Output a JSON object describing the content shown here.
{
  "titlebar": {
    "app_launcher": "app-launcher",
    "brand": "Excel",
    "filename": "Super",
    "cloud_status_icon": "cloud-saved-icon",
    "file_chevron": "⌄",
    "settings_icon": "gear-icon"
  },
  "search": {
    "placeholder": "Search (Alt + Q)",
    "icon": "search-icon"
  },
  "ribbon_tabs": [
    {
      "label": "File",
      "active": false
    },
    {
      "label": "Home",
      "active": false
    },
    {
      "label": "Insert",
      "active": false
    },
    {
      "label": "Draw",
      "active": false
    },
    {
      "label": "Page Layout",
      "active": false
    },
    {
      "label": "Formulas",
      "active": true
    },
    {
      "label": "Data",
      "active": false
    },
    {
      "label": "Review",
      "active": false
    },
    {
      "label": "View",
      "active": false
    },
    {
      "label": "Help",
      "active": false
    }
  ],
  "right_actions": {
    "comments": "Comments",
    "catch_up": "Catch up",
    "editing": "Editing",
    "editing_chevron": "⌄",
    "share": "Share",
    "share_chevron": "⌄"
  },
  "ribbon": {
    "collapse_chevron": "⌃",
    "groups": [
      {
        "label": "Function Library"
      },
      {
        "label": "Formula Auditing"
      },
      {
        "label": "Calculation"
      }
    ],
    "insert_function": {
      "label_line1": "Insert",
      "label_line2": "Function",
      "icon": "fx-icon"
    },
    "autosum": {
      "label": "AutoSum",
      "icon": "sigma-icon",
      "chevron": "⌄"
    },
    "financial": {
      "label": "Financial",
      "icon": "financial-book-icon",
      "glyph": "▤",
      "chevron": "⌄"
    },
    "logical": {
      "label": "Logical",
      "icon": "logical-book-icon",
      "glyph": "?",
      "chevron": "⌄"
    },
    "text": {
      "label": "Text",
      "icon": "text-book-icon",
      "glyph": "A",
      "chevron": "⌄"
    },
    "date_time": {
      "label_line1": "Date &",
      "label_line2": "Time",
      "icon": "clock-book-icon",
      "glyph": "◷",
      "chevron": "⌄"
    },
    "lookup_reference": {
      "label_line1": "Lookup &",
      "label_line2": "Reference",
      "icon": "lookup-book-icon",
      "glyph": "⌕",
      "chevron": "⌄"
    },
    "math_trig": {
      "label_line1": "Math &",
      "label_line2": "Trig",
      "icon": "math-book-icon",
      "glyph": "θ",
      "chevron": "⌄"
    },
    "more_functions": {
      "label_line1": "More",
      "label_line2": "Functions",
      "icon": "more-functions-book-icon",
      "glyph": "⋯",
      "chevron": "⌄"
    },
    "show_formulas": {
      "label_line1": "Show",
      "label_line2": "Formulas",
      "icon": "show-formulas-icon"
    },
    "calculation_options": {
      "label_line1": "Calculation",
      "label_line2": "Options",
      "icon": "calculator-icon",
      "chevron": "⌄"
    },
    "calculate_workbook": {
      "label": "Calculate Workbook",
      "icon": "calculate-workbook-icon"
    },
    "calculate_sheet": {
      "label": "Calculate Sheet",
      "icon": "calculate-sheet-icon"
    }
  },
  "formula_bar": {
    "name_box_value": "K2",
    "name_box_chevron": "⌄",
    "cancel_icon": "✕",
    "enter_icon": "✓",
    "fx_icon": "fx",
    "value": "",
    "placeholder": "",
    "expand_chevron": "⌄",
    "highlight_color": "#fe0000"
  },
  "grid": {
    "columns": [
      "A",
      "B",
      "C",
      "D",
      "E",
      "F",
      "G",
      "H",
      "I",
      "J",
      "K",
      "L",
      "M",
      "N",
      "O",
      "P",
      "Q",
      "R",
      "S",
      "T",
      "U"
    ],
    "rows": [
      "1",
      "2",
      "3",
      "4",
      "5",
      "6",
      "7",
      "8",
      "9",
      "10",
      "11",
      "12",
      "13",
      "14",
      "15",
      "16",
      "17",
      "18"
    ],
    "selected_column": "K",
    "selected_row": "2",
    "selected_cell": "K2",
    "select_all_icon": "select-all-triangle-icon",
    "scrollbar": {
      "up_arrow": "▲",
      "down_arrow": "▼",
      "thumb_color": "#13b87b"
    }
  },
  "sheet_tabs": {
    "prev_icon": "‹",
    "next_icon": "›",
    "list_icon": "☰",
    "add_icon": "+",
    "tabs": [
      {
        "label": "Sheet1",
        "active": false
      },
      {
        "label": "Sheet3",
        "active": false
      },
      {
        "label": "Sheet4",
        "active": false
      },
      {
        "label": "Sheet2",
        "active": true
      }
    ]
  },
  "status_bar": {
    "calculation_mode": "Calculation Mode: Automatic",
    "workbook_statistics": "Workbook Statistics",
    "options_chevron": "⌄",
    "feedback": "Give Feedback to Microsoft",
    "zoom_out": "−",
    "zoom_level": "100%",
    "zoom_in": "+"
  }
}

** What to work on **
Return all of the data exactly as it reads.

** Response for this exercise **
Output a JSON object describing the content shown here.
{
  "titlebar": {
    "app_launcher": "app-launcher",
    "brand": "Excel",
    "filename": "Super",
    "cloud_status_icon": "cloud-saved-icon",
    "file_chevron": "⌄",
    "settings_icon": "gear-icon"
  },
  "search": {
    "placeholder": "Search (Alt + Q)",
    "icon": "search-icon"
  },
  "ribbon_tabs": [
    {
      "label": "File",
      "active": false
    },
    {
      "label": "Home",
      "active": false
    },
    {
      "label": "Insert",
      "active": false
    },
    {
      "label": "Draw",
      "active": false
    },
    {
      "label": "Page Layout",
      "active": false
    },
    {
      "label": "Formulas",
      "active": true
    },
    {
      "label": "Data",
      "active": false
    },
    {
      "label": "Review",
      "active": false
    },
    {
      "label": "View",
      "active": false
    },
    {
      "label": "Help",
      "active": false
    }
  ],
  "right_actions": {
    "comments": "Comments",
    "catch_up": "Catch up",
    "editing": "Editing",
    "editing_chevron": "⌄",
    "share": "Share",
    "share_chevron": "⌄"
  },
  "ribbon": {
    "collapse_chevron": "⌃",
    "groups": [
      {
        "label": "Function Library"
      },
      {
        "label": "Formula Auditing"
      },
      {
        "label": "Calculation"
      }
    ],
    "insert_function": {
      "label_line1": "Insert",
      "label_line2": "Function",
      "icon": "fx-icon"
    },
    "autosum": {
      "label": "AutoSum",
      "icon": "sigma-icon",
      "chevron": "⌄"
    },
    "financial": {
      "label": "Financial",
      "icon": "financial-book-icon",
      "glyph": "▤",
      "chevron": "⌄"
    },
    "logical": {
      "label": "Logical",
      "icon": "logical-book-icon",
      "glyph": "?",
      "chevron": "⌄"
    },
    "text": {
      "label": "Text",
      "icon": "text-book-icon",
      "glyph": "A",
      "chevron": "⌄"
    },
    "date_time": {
      "label_line1": "Date &",
      "label_line2": "Time",
      "icon": "clock-book-icon",
      "glyph": "◷",
      "chevron": "⌄"
    },
    "lookup_reference": {
      "label_line1": "Lookup &",
      "label_line2": "Reference",
      "icon": "lookup-book-icon",
      "glyph": "⌕",
      "chevron": "⌄"
    },
    "math_trig": {
      "label_line1": "Math &",
      "label_line2": "Trig",
      "icon": "math-book-icon",
      "glyph": "θ",
      "chevron": "⌄"
    },
    "more_functions": {
      "label_line1": "More",
      "label_line2": "Functions",
      "icon": "more-functions-book-icon",
      "glyph": "⋯",
      "chevron": "⌄"
    },
    "show_formulas": {
      "label_line1": "Show",
      "label_line2": "Formulas",
      "icon": "show-formulas-icon"
    },
    "calculation_options": {
      "label_line1": "Calculation",
      "label_line2": "Options",
      "icon": "calculator-icon",
      "chevron": "⌄"
    },
    "calculate_workbook": {
      "label": "Calculate Workbook",
      "icon": "calculate-workbook-icon"
    },
    "calculate_sheet": {
      "label": "Calculate Sheet",
      "icon": "calculate-sheet-icon"
    }
  },
  "formula_bar": {
    "name_box_value": "K2",
    "name_box_chevron": "⌄",
    "cancel_icon": "✕",
    "enter_icon": "✓",
    "fx_icon": "fx",
    "value": "",
    "placeholder": "",
    "expand_chevron": "⌄",
    "highlight_color": "#fe0000"
  },
  "grid": {
    "columns": [
      "A",
      "B",
      "C",
      "D",
      "E",
      "F",
      "G",
      "H",
      "I",
      "J",
      "K",
      "L",
      "M",
      "N",
      "O",
      "P",
      "Q",
      "R",
      "S",
      "T",
      "U"
    ],
    "rows": [
      "1",
      "2",
      "3",
      "4",
      "5",
      "6",
      "7",
      "8",
      "9",
      "10",
      "11",
      "12",
      "13",
      "14",
      "15",
      "16",
      "17",
      "18"
    ],
    "selected_column": "K",
    "selected_row": "2",
    "selected_cell": "K2",
    "select_all_icon": "select-all-triangle-icon",
    "scrollbar": {
      "up_arrow": "▲",
      "down_arrow": "▼",
      "thumb_color": "#13b87b"
    }
  },
  "sheet_tabs": {
    "prev_icon": "‹",
    "next_icon": "›",
    "list_icon": "☰",
    "add_icon": "+",
    "tabs": [
      {
        "label": "Sheet1",
        "active": false
      },
      {
        "label": "Sheet3",
        "active": false
      },
      {
        "label": "Sheet4",
        "active": false
      },
      {
        "label": "Sheet2",
        "active": true
      }
    ]
  },
  "status_bar": {
    "calculation_mode": "Calculation Mode: Automatic",
    "workbook_statistics": "Workbook Statistics",
    "options_chevron": "⌄",
    "feedback": "Give Feedback to Microsoft",
    "zoom_out": "−",
    "zoom_level": "100%",
    "zoom_in": "+"
  }
}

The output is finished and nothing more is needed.